## Exercise description
Please change every "Description with numbered items" in the material below to "Description with labeled parts" and leave everything else as it is.

## Dataset entries
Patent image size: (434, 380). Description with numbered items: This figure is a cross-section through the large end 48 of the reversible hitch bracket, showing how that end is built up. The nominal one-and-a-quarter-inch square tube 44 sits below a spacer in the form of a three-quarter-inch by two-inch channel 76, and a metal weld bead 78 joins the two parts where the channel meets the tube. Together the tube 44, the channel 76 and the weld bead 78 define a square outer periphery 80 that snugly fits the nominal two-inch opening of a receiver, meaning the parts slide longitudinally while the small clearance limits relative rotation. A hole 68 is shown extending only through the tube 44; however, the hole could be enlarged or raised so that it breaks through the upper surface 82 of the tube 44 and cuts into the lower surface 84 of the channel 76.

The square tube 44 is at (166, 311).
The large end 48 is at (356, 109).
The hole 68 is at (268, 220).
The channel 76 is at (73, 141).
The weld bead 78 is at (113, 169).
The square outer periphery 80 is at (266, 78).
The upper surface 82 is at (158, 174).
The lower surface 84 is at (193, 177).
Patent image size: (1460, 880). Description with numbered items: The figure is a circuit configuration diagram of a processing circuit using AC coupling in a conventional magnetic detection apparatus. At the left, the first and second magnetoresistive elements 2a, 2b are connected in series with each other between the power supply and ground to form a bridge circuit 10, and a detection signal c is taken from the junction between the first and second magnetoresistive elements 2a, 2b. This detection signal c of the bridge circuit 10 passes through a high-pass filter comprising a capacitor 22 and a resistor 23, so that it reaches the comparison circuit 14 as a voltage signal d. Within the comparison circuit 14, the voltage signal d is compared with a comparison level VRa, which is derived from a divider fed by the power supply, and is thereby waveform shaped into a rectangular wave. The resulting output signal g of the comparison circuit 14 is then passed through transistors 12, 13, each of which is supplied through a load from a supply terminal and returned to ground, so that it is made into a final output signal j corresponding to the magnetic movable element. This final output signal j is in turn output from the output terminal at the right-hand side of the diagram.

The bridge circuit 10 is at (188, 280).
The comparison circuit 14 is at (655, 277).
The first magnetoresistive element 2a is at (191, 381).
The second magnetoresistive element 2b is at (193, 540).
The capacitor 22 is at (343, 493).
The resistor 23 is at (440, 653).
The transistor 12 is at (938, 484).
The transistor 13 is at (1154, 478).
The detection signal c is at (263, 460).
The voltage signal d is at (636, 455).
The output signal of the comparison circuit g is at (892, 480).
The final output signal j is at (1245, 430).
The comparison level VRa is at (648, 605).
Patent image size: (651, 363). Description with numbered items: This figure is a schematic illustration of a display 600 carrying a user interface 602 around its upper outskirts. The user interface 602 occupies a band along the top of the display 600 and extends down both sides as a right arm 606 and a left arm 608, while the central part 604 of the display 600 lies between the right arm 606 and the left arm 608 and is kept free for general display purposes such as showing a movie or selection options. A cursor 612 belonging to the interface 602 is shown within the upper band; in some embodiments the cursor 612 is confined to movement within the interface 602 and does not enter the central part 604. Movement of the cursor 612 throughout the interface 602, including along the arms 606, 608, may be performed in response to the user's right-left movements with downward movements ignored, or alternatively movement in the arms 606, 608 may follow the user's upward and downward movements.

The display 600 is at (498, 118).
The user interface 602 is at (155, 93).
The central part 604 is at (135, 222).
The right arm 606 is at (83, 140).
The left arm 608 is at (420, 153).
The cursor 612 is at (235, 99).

## Reply to the exercise
Patent image size: (434, 380). Description with labeled parts: This figure is a cross-section through the large end 48 of the reversible hitch bracket, showing how that end is built up. The nominal one-and-a-quarter-inch square tube 44 sits below a spacer in the form of a three-quarter-inch by two-inch channel 76, and a metal weld bead 78 joins the two parts where the channel meets the tube. Together the tube 44, the channel 76 and the weld bead 78 define a square outer periphery 80 that snugly fits the nominal two-inch opening of a receiver, meaning the parts slide longitudinally while the small clearance limits relative rotation. A hole 68 is shown extending only through the tube 44; however, the hole could be enlarged or raised so that it breaks through the upper surface 82 of the tube 44 and cuts into the lower surface 84 of the channel 76.

The square tube 44 is at (166, 311).
The large end 48 is at (356, 109).
The hole 68 is at (268, 220).
The channel 76 is at (73, 141).
The weld bead 78 is at (113, 169).
The square outer periphery 80 is at (266, 78).
The upper surface 82 is at (158, 174).
The lower surface 84 is at (193, 177).
Patent image size: (1460, 880). Description with labeled parts: The figure is a circuit configuration diagram of a processing circuit using AC coupling in a conventional magnetic detection apparatus. At the left, the first and second magnetoresistive elements 2a, 2b are connected in series with each other between the power supply and ground to form a bridge circuit 10, and a detection signal c is taken from the junction between the first and second magnetoresistive elements 2a, 2b. This detection signal c of the bridge circuit 10 passes through a high-pass filter comprising a capacitor 22 and a resistor 23, so that it reaches the comparison circuit 14 as a voltage signal d. Within the comparison circuit 14, the voltage signal d is compared with a comparison level VRa, which is derived from a divider fed by the power supply, and is thereby waveform shaped into a rectangular wave. The resulting output signal g of the comparison circuit 14 is then passed through transistors 12, 13, each of which is supplied through a load from a supply terminal and returned to ground, so that it is made into a final output signal j corresponding to the magnetic movable element. This final output signal j is in turn output from the output terminal at the right-hand side of the diagram.

The bridge circuit 10 is at (188, 280).
The comparison circuit 14 is at (655, 277).
The first magnetoresistive element 2a is at (191, 381).
The second magnetoresistive element 2b is at (193, 540).
The capacitor 22 is at (343, 493).
The resistor 23 is at (440, 653).
The transistor 12 is at (938, 484).
The transistor 13 is at (1154, 478).
The detection signal c is at (263, 460).
The voltage signal d is at (636, 455).
The output signal of the comparison circuit g is at (892, 480).
The final output signal j is at (1245, 430).
The comparison level VRa is at (648, 605).
Patent image size: (651, 363). Description with labeled parts: This figure is a schematic illustration of a display 600 carrying a user interface 602 around its upper outskirts. The user interface 602 occupies a band along the top of the display 600 and extends down both sides as a right arm 606 and a left arm 608, while the central part 604 of the display 600 lies between the right arm 606 and the left arm 608 and is kept free for general display purposes such as showing a movie or selection options. A cursor 612 belonging to the interface 602 is shown within the upper band; in some embodiments the cursor 612 is confined to movement within the interface 602 and does not enter the central part 604. Movement of the cursor 612 throughout the interface 602, including along the arms 606, 608, may be performed in response to the user's right-left movements with downward movements ignored, or alternatively movement in the arms 606, 608 may follow the user's upward and downward movements.

The display 600 is at (498, 118).
The user interface 602 is at (155, 93).
The central part 604 is at (135, 222).
The right arm 606 is at (83, 140).
The left arm 608 is at (420, 153).
The cursor 612 is at (235, 99).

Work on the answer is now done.